What you need to do: Output the records. Match them exactly.

** Start of Material for this exercise **

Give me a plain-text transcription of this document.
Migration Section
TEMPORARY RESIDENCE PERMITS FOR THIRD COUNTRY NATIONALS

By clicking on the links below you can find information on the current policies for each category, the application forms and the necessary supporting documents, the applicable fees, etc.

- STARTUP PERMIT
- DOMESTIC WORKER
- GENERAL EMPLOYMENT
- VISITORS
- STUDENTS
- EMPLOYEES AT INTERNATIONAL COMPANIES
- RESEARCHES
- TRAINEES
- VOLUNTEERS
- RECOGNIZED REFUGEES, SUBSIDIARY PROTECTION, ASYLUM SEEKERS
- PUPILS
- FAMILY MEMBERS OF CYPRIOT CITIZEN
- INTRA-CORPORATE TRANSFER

** End of Material for this exercise **

Exercise result:
Give me a plain-text transcription of this document.
Migration Section
TEMPORARY RESIDENCE PERMITS FOR THIRD COUNTRY NATIONALS

By clicking on the links below you can find information on the current policies for each category, the application forms and the necessary supporting documents, the applicable fees, etc.

- STARTUP PERMIT
- DOMESTIC WORKER
- GENERAL EMPLOYMENT
- VISITORS
- STUDENTS
- EMPLOYEES AT INTERNATIONAL COMPANIES
- RESEARCHES
- TRAINEES
- VOLUNTEERS
- RECOGNIZED REFUGEES, SUBSIDIARY PROTECTION, ASYLUM SEEKERS
- PUPILS
- FAMILY MEMBERS OF CYPRIOT CITIZEN
- INTRA-CORPORATE TRANSFER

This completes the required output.